==== EXCERPTED DATA

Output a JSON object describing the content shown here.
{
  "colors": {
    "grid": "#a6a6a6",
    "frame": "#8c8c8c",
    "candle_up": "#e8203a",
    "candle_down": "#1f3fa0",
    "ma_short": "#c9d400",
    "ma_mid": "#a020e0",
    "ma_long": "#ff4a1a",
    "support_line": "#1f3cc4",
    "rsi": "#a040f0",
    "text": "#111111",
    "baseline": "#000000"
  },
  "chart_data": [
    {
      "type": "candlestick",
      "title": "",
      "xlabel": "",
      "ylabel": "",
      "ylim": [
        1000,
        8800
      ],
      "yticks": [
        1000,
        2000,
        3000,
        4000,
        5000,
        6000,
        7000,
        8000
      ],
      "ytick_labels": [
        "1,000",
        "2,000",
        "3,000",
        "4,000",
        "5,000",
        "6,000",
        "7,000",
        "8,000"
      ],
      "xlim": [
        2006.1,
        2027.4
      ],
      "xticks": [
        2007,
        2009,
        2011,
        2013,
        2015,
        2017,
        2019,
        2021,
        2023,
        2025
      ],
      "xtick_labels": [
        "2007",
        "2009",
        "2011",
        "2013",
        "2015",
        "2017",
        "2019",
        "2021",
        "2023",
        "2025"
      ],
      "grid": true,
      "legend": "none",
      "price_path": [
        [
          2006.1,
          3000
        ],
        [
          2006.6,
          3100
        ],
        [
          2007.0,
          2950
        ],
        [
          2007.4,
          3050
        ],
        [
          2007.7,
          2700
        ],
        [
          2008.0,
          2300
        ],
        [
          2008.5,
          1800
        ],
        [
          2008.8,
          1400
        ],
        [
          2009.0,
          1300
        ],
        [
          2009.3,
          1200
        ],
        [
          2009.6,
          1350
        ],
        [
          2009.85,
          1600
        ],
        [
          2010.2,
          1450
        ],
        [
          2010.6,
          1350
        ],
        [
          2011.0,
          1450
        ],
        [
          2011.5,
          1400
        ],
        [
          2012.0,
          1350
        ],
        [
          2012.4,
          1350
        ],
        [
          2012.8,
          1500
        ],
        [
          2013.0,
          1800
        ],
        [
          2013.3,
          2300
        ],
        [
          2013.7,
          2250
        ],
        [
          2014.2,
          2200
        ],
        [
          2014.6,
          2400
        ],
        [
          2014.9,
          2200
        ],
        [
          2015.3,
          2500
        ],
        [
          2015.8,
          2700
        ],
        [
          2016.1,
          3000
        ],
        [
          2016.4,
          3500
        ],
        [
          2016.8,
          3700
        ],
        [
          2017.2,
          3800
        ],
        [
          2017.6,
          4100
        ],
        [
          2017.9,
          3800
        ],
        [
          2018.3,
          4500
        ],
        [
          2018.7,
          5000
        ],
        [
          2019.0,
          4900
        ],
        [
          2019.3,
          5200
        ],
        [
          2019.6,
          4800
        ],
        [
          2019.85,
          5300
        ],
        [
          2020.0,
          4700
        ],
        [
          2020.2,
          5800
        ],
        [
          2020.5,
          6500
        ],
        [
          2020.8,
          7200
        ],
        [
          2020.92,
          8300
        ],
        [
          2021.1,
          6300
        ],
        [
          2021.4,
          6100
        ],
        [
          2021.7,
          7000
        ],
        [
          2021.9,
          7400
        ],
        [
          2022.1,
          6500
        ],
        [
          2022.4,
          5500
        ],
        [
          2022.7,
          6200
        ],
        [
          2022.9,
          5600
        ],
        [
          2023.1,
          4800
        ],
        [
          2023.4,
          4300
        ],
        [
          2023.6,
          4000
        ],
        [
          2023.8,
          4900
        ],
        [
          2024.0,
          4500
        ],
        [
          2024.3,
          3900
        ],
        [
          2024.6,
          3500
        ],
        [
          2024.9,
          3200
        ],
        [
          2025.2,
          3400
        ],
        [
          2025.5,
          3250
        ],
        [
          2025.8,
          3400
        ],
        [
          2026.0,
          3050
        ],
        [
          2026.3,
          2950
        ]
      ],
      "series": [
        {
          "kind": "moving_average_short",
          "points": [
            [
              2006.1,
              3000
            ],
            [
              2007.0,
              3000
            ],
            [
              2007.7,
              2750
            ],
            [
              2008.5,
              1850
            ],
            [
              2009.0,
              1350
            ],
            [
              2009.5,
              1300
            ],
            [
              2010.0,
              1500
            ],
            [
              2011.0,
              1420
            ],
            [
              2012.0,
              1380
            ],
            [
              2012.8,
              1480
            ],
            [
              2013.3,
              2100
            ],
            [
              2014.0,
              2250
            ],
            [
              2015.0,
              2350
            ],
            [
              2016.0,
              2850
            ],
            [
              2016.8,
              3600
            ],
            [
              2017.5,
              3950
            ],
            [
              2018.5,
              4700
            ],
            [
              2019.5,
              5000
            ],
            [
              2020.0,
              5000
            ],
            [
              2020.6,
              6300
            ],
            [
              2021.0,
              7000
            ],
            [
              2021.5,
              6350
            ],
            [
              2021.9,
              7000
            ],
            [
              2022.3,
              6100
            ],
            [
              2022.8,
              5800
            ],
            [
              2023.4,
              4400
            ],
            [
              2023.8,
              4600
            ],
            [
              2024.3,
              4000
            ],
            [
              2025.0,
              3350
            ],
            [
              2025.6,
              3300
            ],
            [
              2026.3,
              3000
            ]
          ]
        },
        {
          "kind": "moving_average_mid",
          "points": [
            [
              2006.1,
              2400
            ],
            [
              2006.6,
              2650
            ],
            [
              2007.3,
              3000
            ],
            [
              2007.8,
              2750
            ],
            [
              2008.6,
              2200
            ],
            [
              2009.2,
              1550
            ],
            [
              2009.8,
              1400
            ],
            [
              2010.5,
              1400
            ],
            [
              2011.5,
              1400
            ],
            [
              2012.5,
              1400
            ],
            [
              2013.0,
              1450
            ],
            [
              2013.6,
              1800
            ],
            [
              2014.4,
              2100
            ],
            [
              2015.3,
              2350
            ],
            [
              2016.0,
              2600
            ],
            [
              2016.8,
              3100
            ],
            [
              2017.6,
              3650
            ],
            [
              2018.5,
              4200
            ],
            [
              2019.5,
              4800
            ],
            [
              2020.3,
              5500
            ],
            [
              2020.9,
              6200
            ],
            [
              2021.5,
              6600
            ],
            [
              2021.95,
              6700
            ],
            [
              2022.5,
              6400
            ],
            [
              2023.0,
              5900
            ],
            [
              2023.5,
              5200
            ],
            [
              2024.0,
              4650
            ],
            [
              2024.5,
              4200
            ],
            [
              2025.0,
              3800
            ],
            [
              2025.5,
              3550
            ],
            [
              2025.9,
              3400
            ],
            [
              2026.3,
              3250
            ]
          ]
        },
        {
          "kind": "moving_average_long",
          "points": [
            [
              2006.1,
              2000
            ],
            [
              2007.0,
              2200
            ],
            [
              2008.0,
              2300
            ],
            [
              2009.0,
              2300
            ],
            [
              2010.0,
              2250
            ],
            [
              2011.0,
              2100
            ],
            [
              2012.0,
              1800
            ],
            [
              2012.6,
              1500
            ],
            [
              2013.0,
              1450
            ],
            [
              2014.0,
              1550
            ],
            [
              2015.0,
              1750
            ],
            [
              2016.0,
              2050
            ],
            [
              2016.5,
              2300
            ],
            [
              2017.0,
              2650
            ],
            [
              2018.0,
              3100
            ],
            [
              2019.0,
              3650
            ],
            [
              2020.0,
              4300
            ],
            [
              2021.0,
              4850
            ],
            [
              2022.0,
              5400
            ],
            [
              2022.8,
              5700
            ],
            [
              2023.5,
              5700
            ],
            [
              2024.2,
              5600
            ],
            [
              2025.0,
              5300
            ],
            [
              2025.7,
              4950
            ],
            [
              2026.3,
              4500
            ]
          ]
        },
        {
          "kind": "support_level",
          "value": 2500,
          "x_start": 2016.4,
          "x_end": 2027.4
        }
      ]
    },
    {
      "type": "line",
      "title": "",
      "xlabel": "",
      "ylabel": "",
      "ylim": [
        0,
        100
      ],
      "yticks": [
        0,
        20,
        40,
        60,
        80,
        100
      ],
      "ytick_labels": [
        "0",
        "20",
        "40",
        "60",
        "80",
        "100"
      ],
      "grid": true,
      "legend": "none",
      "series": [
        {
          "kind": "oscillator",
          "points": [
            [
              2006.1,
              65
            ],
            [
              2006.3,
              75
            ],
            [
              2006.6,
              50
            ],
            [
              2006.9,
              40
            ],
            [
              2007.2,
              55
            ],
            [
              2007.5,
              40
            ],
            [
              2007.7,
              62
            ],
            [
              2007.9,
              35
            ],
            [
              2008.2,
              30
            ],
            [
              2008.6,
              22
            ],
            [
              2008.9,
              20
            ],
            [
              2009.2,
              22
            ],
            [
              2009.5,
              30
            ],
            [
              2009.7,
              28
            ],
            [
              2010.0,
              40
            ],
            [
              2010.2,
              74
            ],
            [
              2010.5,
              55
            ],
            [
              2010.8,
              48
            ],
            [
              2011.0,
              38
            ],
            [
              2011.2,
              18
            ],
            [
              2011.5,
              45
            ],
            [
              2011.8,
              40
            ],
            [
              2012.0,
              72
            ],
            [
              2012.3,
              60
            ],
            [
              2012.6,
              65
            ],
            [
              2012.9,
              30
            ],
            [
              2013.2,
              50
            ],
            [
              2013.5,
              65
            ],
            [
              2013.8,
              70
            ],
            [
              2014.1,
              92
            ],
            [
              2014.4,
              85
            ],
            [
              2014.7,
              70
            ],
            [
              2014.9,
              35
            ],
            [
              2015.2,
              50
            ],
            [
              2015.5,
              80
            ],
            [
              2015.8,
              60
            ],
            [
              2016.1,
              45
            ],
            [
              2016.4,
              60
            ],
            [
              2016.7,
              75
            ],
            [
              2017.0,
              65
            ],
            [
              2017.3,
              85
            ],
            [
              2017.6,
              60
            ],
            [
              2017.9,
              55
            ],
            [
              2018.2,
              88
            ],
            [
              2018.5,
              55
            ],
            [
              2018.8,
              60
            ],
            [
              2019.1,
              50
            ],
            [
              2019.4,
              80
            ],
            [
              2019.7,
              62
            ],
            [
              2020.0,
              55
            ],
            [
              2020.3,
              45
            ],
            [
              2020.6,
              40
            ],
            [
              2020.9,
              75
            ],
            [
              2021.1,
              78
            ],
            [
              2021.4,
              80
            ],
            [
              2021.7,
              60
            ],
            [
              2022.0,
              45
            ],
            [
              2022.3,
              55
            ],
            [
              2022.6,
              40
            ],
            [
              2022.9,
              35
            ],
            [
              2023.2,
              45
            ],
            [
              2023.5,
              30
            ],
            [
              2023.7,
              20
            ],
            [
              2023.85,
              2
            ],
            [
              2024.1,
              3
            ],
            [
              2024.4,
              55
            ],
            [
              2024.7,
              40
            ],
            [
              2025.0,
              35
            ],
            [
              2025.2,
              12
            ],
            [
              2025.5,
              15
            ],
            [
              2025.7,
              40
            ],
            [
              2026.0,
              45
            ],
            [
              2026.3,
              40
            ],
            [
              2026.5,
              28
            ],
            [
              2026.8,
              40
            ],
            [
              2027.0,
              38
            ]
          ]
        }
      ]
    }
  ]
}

========

#### [TO BE DONE]
In the records above, locate each line with the word "kind". Copy all such lines.

#### [REPLY]
          "kind": "moving_average_short",
          "kind": "moving_average_mid",
          "kind": "moving_average_long",
          "kind": "support_level",
          "kind": "oscillator",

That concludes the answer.